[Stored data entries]
========
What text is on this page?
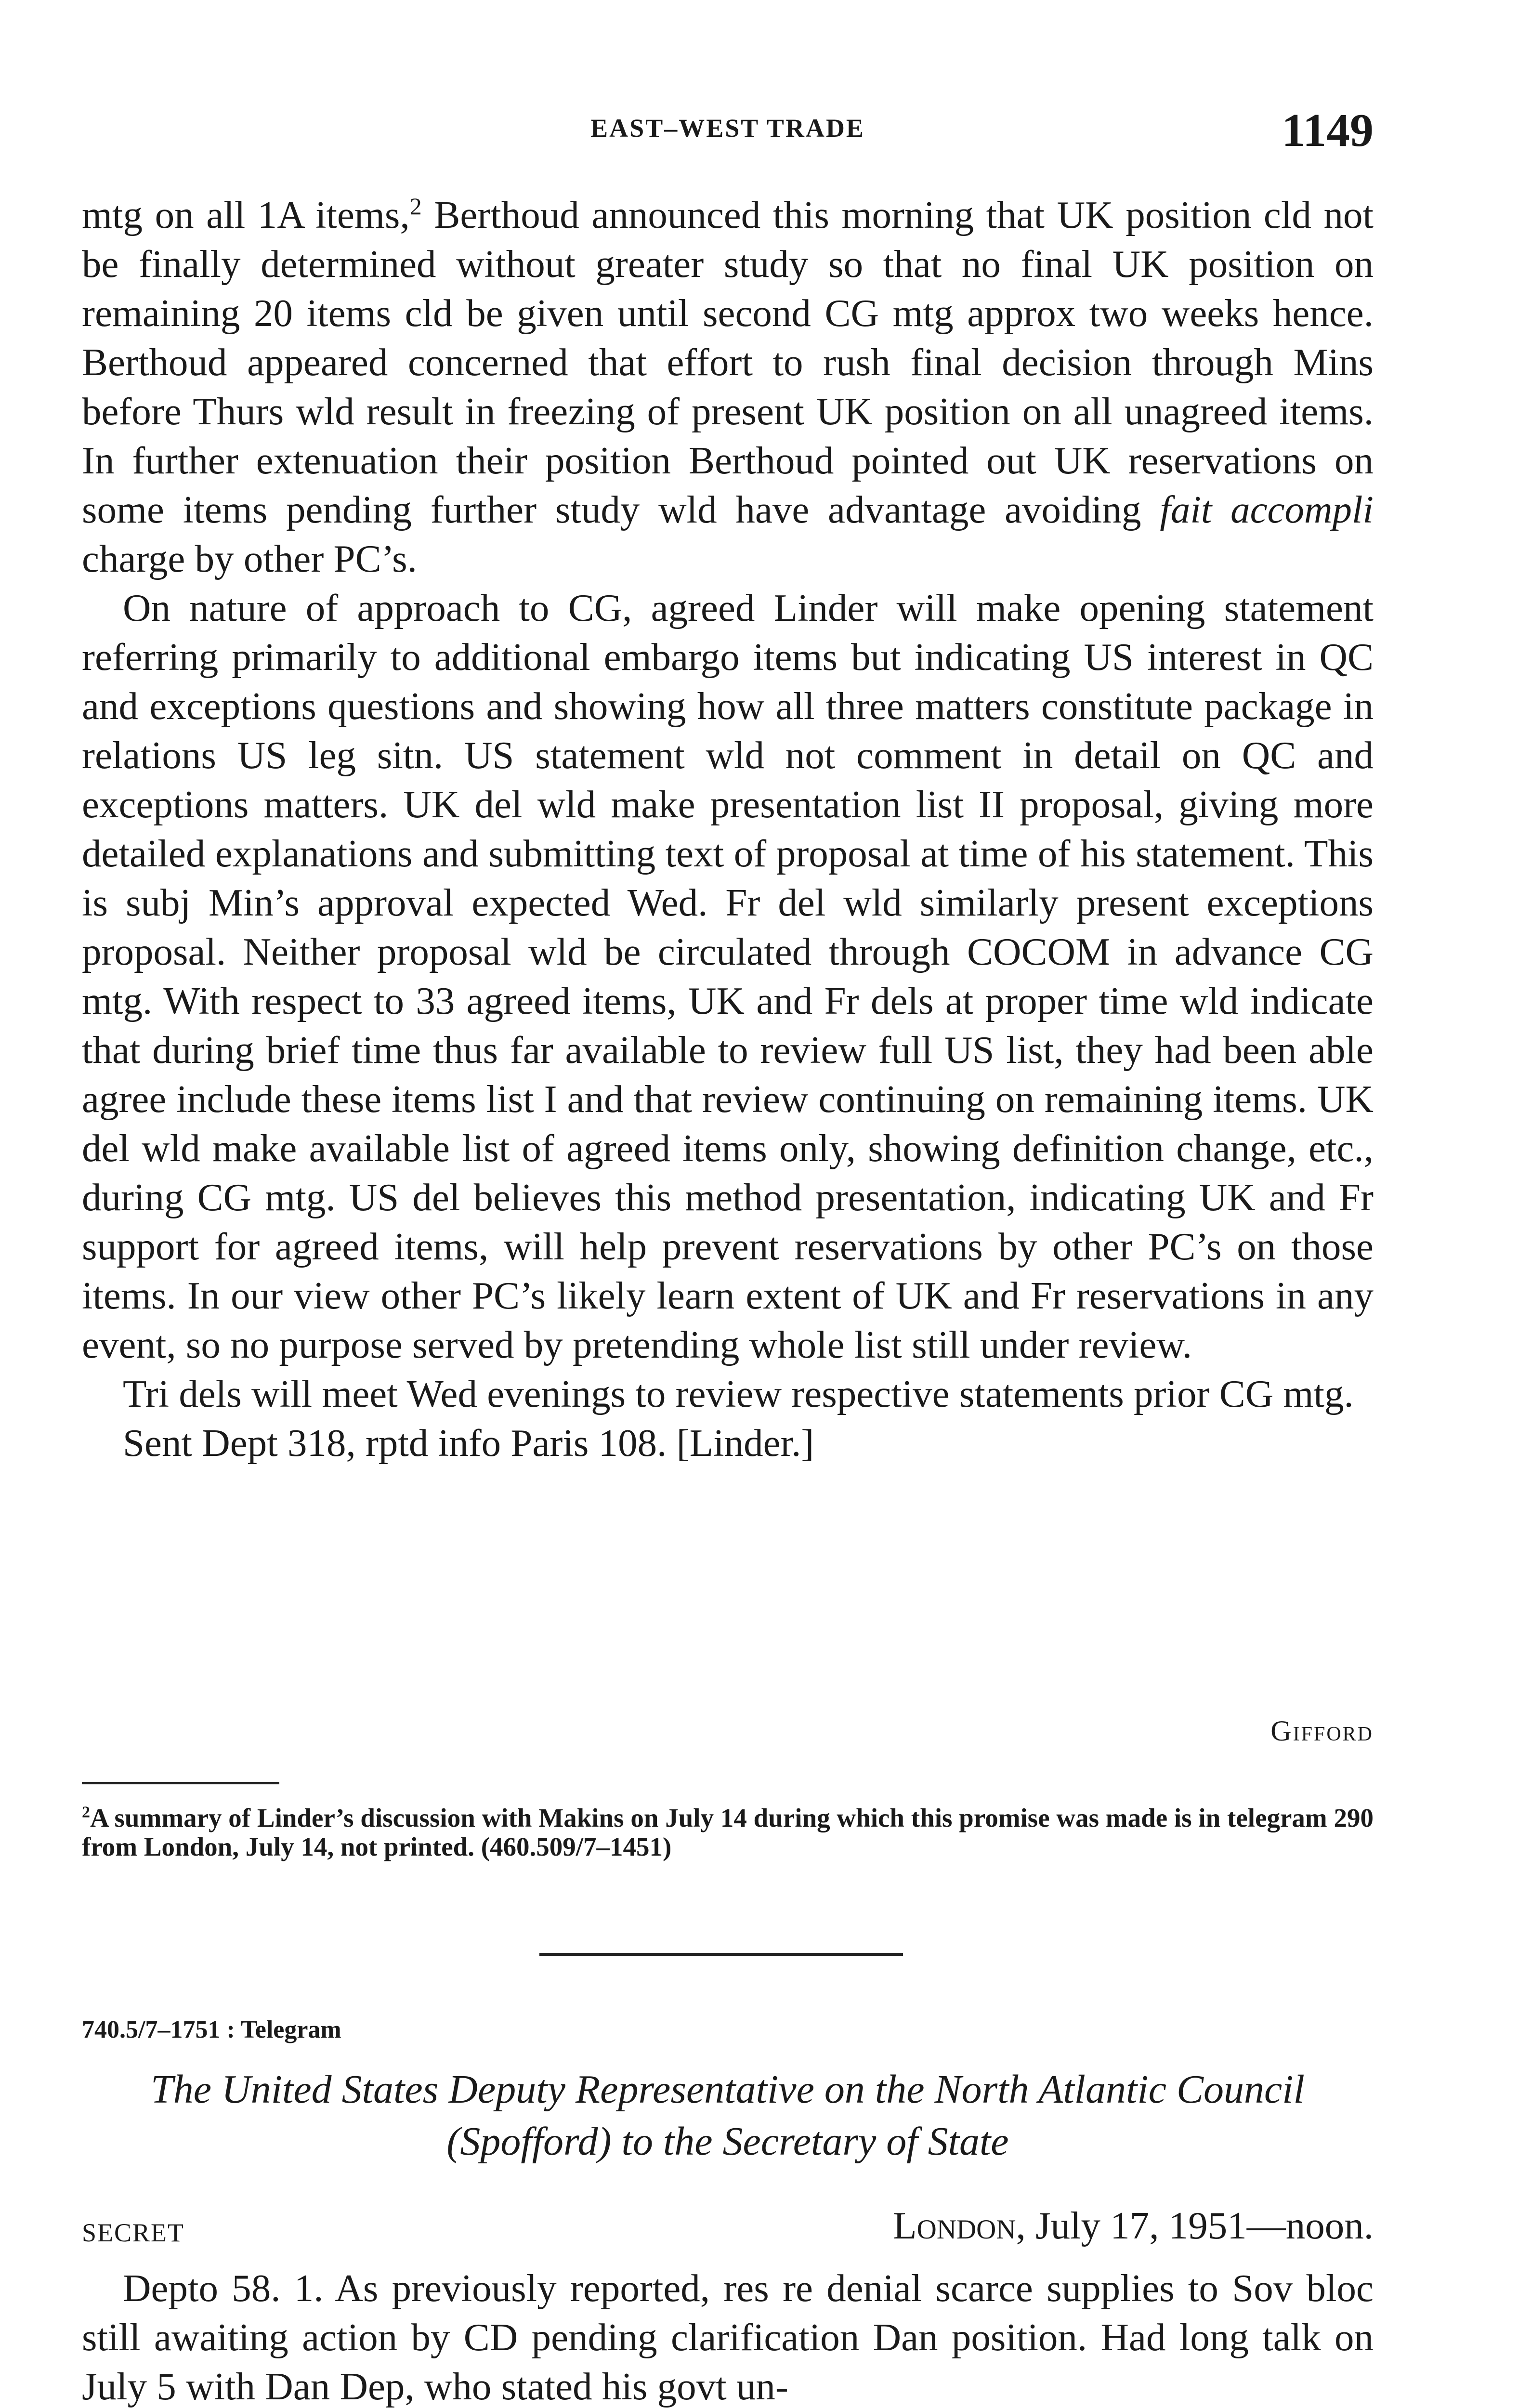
EAST–WEST TRADE	1149

mtg on all 1A items,$^2$ Berthoud announced this morning that UK position cld not be finally determined without greater study so that no final UK position on remaining 20 items cld be given until second CG mtg approx two weeks hence. Berthoud appeared concerned that effort to rush final decision through Mins before Thurs wld result in freezing of present UK position on all unagreed items. In further extenuation their position Berthoud pointed out UK reservations on some items pending further study wld have advantage avoiding fait accompli charge by other PC’s.

On nature of approach to CG, agreed Linder will make opening statement referring primarily to additional embargo items but indicating US interest in QC and exceptions questions and showing how all three matters constitute package in relations US leg sitn. US statement wld not comment in detail on QC and exceptions matters. UK del wld make presentation list II proposal, giving more detailed explanations and submitting text of proposal at time of his statement. This is subj Min’s approval expected Wed. Fr del wld similarly present exceptions proposal. Neither proposal wld be circulated through COCOM in advance CG mtg. With respect to 33 agreed items, UK and Fr dels at proper time wld indicate that during brief time thus far available to review full US list, they had been able agree include these items list I and that review continuing on remaining items. UK del wld make available list of agreed items only, showing definition change, etc., during CG mtg. US del believes this method presentation, indicating UK and Fr support for agreed items, will help prevent reservations by other PC’s on those items. In our view other PC’s likely learn extent of UK and Fr reservations in any event, so no purpose served by pretending whole list still under review.

Tri dels will meet Wed evenings to review respective statements prior CG mtg.

Sent Dept 318, rptd info Paris 108. [Linder.]

Gifford
$^2$A summary of Linder’s discussion with Makins on July 14 during which this promise was made is in telegram 290 from London, July 14, not printed. (460.509/7–1451)
740.5/7–1751 : Telegram
The United States Deputy Representative on the North Atlantic Council (Spofford) to the Secretary of State
SECRET	London, July 17, 1951—noon.

Depto 58. 1. As previously reported, res re denial scarce supplies to Sov bloc still awaiting action by CD pending clarification Dan position. Had long talk on July 5 with Dan Dep, who stated his govt un-
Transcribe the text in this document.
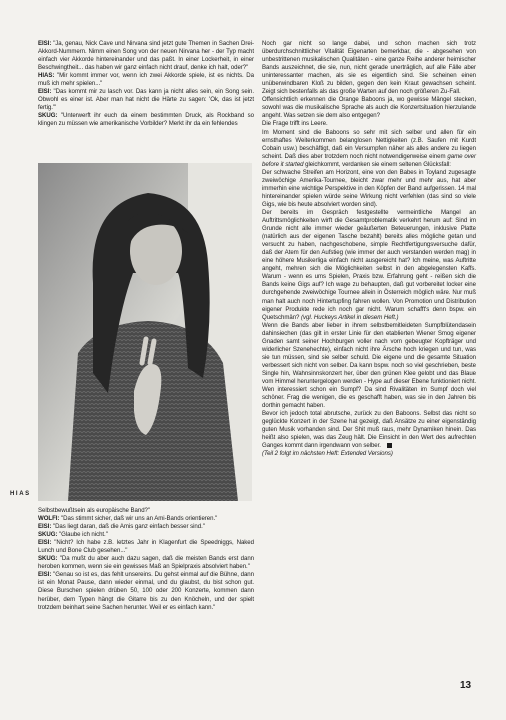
EISI: "Ja, genau, Nick Cave und Nirvana sind jetzt gute Themen in Sachen Drei-Akkord-Nummern. Nimm einen Song von der neuen Nirvana her - der Typ macht einfach vier Akkorde hintereinander und das paßt. In einer Lockerheit, in einer Beschwingtheit... das haben wir ganz einfach nicht drauf, denke ich halt, oder?"

HIAS: "Mir kommt immer vor, wenn ich zwei Akkorde spiele, ist es nichts. Da muß ich mehr spielen..."

EISI: "Das kommt mir zu lasch vor. Das kann ja nicht alles sein, ein Song sein. Obwohl es einer ist. Aber man hat nicht die Härte zu sagen: 'Ok, das ist jetzt fertig.'"

SKUG: "Unterwerft ihr euch da einem bestimmten Druck, als Rockband so klingen zu müssen wie amerikanische Vorbilder? Merkt ihr da ein fehlendes

HIAS

Selbstbewußtsein als europäische Band?"

WOLFI: "Das stimmt sicher, daß wir uns an Ami-Bands orientieren."

EISI: "Das liegt daran, daß die Amis ganz einfach besser sind."

SKUG: "Glaube ich nicht."

EISI: "Nicht? Ich habe z.B. letztes Jahr in Klagenfurt die Speedniggs, Naked Lunch und Bone Club gesehen..."

SKUG: "Da mußt du aber auch dazu sagen, daß die meisten Bands erst dann heroben kommen, wenn sie ein gewisses Maß an Spielpraxis absolviert haben."

EISI: "Genau so ist es, das fehlt unsereins. Du gehst einmal auf die Bühne, dann ist ein Monat Pause, dann wieder einmal, und du glaubst, du bist schon gut. Diese Burschen spielen drüben 50, 100 oder 200 Konzerte, kommen dann herüber, dem Typen hängt die Gitarre bis zu den Knöcheln, und der spielt trotzdem beinhart seine Sachen herunter. Weil er es einfach kann."

Noch gar nicht so lange dabei, und schon machen sich trotz überdurchschnittlicher Vitalität Eigenarten bemerkbar, die - abgesehen von unbestrittenen musikalischen Qualitäten - eine ganze Reihe anderer heimischer Bands auszeichnet, die sie, nun, nicht gerade unerträglich, auf alle Fälle aber uninteressanter machen, als sie es eigentlich sind. Sie scheinen einen unüberwindbaren Kloß zu bilden, gegen den kein Kraut gewachsen scheint. Zeigt sich bestenfalls als das große Warten auf den noch größeren Zu-Fall.

Offensichtlich erkennen die Orange Baboons ja, wo gewisse Mängel stecken, sowohl was die musikalische Sprache als auch die Konzertsituation hierzulande angeht. Was setzen sie dem also entgegen?

Die Frage trifft ins Leere.

Im Moment sind die Baboons so sehr mit sich selber und allen für ein ernsthaftes Weiterkommen belanglosen Nettigkeiten (z.B. Saufen mit Kurdt Cobain usw.) beschäftigt, daß ein Versumpfen näher als alles andere zu liegen scheint. Daß dies aber trotzdem noch nicht notwendigerweise einem game over before it started gleichkommt, verdanken sie einem seltenen Glücksfall:

Der schwache Streifen am Horizont, eine von den Babes in Toyland zugesagte zweiwöchige Amerika-Tournee, bleicht zwar mehr und mehr aus, hat aber immerhin eine wichtige Perspektive in den Köpfen der Band aufgerissen. 14 mal hintereinander spielen würde seine Wirkung nicht verfehlen (das sind so viele Gigs, wie bis heute absolviert worden sind).

Der bereits im Gespräch festgestellte vermeintliche Mangel an Auftrittsmöglichkeiten wirft die Gesamtproblematik verkehrt herum auf: Sind im Grunde nicht alle immer wieder geäußerten Beteuerungen, inklusive Platte (natürlich aus der eigenen Tasche bezahlt) bereits alles mögliche getan und versucht zu haben, nachgeschobene, simple Rechtfertigungsversuche dafür, daß der Atem für den Aufstieg (wie immer der auch verstanden werden mag) in eine höhere Musikerliga einfach nicht ausgereicht hat? Ich meine, was Auftritte angeht, mehren sich die Möglichkeiten selbst in den abgelegensten Kaffs. Warum - wenn es ums Spielen, Praxis bzw. Erfahrung geht - reißen sich die Bands keine Gigs auf? Ich wage zu behaupten, daß gut vorbereitet locker eine durchgehende zweiwöchige Tournee allein in Österreich möglich wäre. Nur muß man halt auch noch Hintertupfing fahren wollen. Von Promotion und Distribution eigener Produkte rede ich noch gar nicht. Warum schafft's denn bspw. ein Quetschmän? (vgl. Huckeys Artikel in diesem Heft.)

Wenn die Bands aber lieber in ihrem selbstbemitleideten Sumpfblütendasein dahinsiechen (das gilt in erster Linie für den etablierten Wiener Smog eigener Gnaden samt seiner Hochburgen voller nach vorn gebeugter Kopfträger und widerlicher Szenehechte), einfach nicht ihre Ärsche hoch kriegen und tun, was sie tun müssen, sind sie selber schuld. Die eigene und die gesamte Situation verbessert sich nicht von selber. Da kann bspw. noch so viel geschrieben, beste Single hin, Wahnsinnskonzert her, über den grünen Klee gelobt und das Blaue vom Himmel heruntergelogen werden - Hype auf dieser Ebene funktioniert nicht. Wen interessiert schon ein Sumpf? Da sind Rivalitäten im Sumpf doch viel schöner. Frag die wenigen, die es geschafft haben, was sie in den Jahren bis dorthin gemacht haben.

Bevor ich jedoch total abrutsche, zurück zu den Baboons. Selbst das nicht so geglückte Konzert in der Szene hat gezeigt, daß Ansätze zu einer eigenständig guten Musik vorhanden sind. Der Shit muß raus, mehr Dynamiken hinein. Das heißt also spielen, was das Zeug hält. Die Einsicht in den Wert des aufrechten Ganges kommt dann irgendwann von selber.

(Teil 2 folgt im nächsten Heft: Extended Versions)

13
========
Written instruction: Return each line from the material above exactly, but not the pictures.

Written solution:
What text is on this page?
EAST–WEST TRADE	1149

mtg on all 1A items,$^2$ Berthoud announced this morning that UK position cld not be finally determined without greater study so that no final UK position on remaining 20 items cld be given until second CG mtg approx two weeks hence. Berthoud appeared concerned that effort to rush final decision through Mins before Thurs wld result in freezing of present UK position on all unagreed items. In further extenuation their position Berthoud pointed out UK reservations on some items pending further study wld have advantage avoiding fait accompli charge by other PC’s.

On nature of approach to CG, agreed Linder will make opening statement referring primarily to additional embargo items but indicating US interest in QC and exceptions questions and showing how all three matters constitute package in relations US leg sitn. US statement wld not comment in detail on QC and exceptions matters. UK del wld make presentation list II proposal, giving more detailed explanations and submitting text of proposal at time of his statement. This is subj Min’s approval expected Wed. Fr del wld similarly present exceptions proposal. Neither proposal wld be circulated through COCOM in advance CG mtg. With respect to 33 agreed items, UK and Fr dels at proper time wld indicate that during brief time thus far available to review full US list, they had been able agree include these items list I and that review continuing on remaining items. UK del wld make available list of agreed items only, showing definition change, etc., during CG mtg. US del believes this method presentation, indicating UK and Fr support for agreed items, will help prevent reservations by other PC’s on those items. In our view other PC’s likely learn extent of UK and Fr reservations in any event, so no purpose served by pretending whole list still under review.

Tri dels will meet Wed evenings to review respective statements prior CG mtg.

Sent Dept 318, rptd info Paris 108. [Linder.]

Gifford
$^2$A summary of Linder’s discussion with Makins on July 14 during which this promise was made is in telegram 290 from London, July 14, not printed. (460.509/7–1451)
740.5/7–1751 : Telegram
The United States Deputy Representative on the North Atlantic Council (Spofford) to the Secretary of State
SECRET	London, July 17, 1951—noon.

Depto 58. 1. As previously reported, res re denial scarce supplies to Sov bloc still awaiting action by CD pending clarification Dan position. Had long talk on July 5 with Dan Dep, who stated his govt un-
Transcribe the text in this document.
EISI: "Ja, genau, Nick Cave und Nirvana sind jetzt gute Themen in Sachen Drei-Akkord-Nummern. Nimm einen Song von der neuen Nirvana her - der Typ macht einfach vier Akkorde hintereinander und das paßt. In einer Lockerheit, in einer Beschwingtheit... das haben wir ganz einfach nicht drauf, denke ich halt, oder?"

HIAS: "Mir kommt immer vor, wenn ich zwei Akkorde spiele, ist es nichts. Da muß ich mehr spielen..."

EISI: "Das kommt mir zu lasch vor. Das kann ja nicht alles sein, ein Song sein. Obwohl es einer ist. Aber man hat nicht die Härte zu sagen: 'Ok, das ist jetzt fertig.'"

SKUG: "Unterwerft ihr euch da einem bestimmten Druck, als Rockband so klingen zu müssen wie amerikanische Vorbilder? Merkt ihr da ein fehlendes

HIAS

Selbstbewußtsein als europäische Band?"

WOLFI: "Das stimmt sicher, daß wir uns an Ami-Bands orientieren."

EISI: "Das liegt daran, daß die Amis ganz einfach besser sind."

SKUG: "Glaube ich nicht."

EISI: "Nicht? Ich habe z.B. letztes Jahr in Klagenfurt die Speedniggs, Naked Lunch und Bone Club gesehen..."

SKUG: "Da mußt du aber auch dazu sagen, daß die meisten Bands erst dann heroben kommen, wenn sie ein gewisses Maß an Spielpraxis absolviert haben."

EISI: "Genau so ist es, das fehlt unsereins. Du gehst einmal auf die Bühne, dann ist ein Monat Pause, dann wieder einmal, und du glaubst, du bist schon gut. Diese Burschen spielen drüben 50, 100 oder 200 Konzerte, kommen dann herüber, dem Typen hängt die Gitarre bis zu den Knöcheln, und der spielt trotzdem beinhart seine Sachen herunter. Weil er es einfach kann."

Noch gar nicht so lange dabei, und schon machen sich trotz überdurchschnittlicher Vitalität Eigenarten bemerkbar, die - abgesehen von unbestrittenen musikalischen Qualitäten - eine ganze Reihe anderer heimischer Bands auszeichnet, die sie, nun, nicht gerade unerträglich, auf alle Fälle aber uninteressanter machen, als sie es eigentlich sind. Sie scheinen einen unüberwindbaren Kloß zu bilden, gegen den kein Kraut gewachsen scheint. Zeigt sich bestenfalls als das große Warten auf den noch größeren Zu-Fall.

Offensichtlich erkennen die Orange Baboons ja, wo gewisse Mängel stecken, sowohl was die musikalische Sprache als auch die Konzertsituation hierzulande angeht. Was setzen sie dem also entgegen?

Die Frage trifft ins Leere.

Im Moment sind die Baboons so sehr mit sich selber und allen für ein ernsthaftes Weiterkommen belanglosen Nettigkeiten (z.B. Saufen mit Kurdt Cobain usw.) beschäftigt, daß ein Versumpfen näher als alles andere zu liegen scheint. Daß dies aber trotzdem noch nicht notwendigerweise einem game over before it started gleichkommt, verdanken sie einem seltenen Glücksfall:

Der schwache Streifen am Horizont, eine von den Babes in Toyland zugesagte zweiwöchige Amerika-Tournee, bleicht zwar mehr und mehr aus, hat aber immerhin eine wichtige Perspektive in den Köpfen der Band aufgerissen. 14 mal hintereinander spielen würde seine Wirkung nicht verfehlen (das sind so viele Gigs, wie bis heute absolviert worden sind).

Der bereits im Gespräch festgestellte vermeintliche Mangel an Auftrittsmöglichkeiten wirft die Gesamtproblematik verkehrt herum auf: Sind im Grunde nicht alle immer wieder geäußerten Beteuerungen, inklusive Platte (natürlich aus der eigenen Tasche bezahlt) bereits alles mögliche getan und versucht zu haben, nachgeschobene, simple Rechtfertigungsversuche dafür, daß der Atem für den Aufstieg (wie immer der auch verstanden werden mag) in eine höhere Musikerliga einfach nicht ausgereicht hat? Ich meine, was Auftritte angeht, mehren sich die Möglichkeiten selbst in den abgelegensten Kaffs. Warum - wenn es ums Spielen, Praxis bzw. Erfahrung geht - reißen sich die Bands keine Gigs auf? Ich wage zu behaupten, daß gut vorbereitet locker eine durchgehende zweiwöchige Tournee allein in Österreich möglich wäre. Nur muß man halt auch noch Hintertupfing fahren wollen. Von Promotion und Distribution eigener Produkte rede ich noch gar nicht. Warum schafft's denn bspw. ein Quetschmän? (vgl. Huckeys Artikel in diesem Heft.)

Wenn die Bands aber lieber in ihrem selbstbemitleideten Sumpfblütendasein dahinsiechen (das gilt in erster Linie für den etablierten Wiener Smog eigener Gnaden samt seiner Hochburgen voller nach vorn gebeugter Kopfträger und widerlicher Szenehechte), einfach nicht ihre Ärsche hoch kriegen und tun, was sie tun müssen, sind sie selber schuld. Die eigene und die gesamte Situation verbessert sich nicht von selber. Da kann bspw. noch so viel geschrieben, beste Single hin, Wahnsinnskonzert her, über den grünen Klee gelobt und das Blaue vom Himmel heruntergelogen werden - Hype auf dieser Ebene funktioniert nicht. Wen interessiert schon ein Sumpf? Da sind Rivalitäten im Sumpf doch viel schöner. Frag die wenigen, die es geschafft haben, was sie in den Jahren bis dorthin gemacht haben.

Bevor ich jedoch total abrutsche, zurück zu den Baboons. Selbst das nicht so geglückte Konzert in der Szene hat gezeigt, daß Ansätze zu einer eigenständig guten Musik vorhanden sind. Der Shit muß raus, mehr Dynamiken hinein. Das heißt also spielen, was das Zeug hält. Die Einsicht in den Wert des aufrechten Ganges kommt dann irgendwann von selber.

(Teil 2 folgt im nächsten Heft: Extended Versions)

13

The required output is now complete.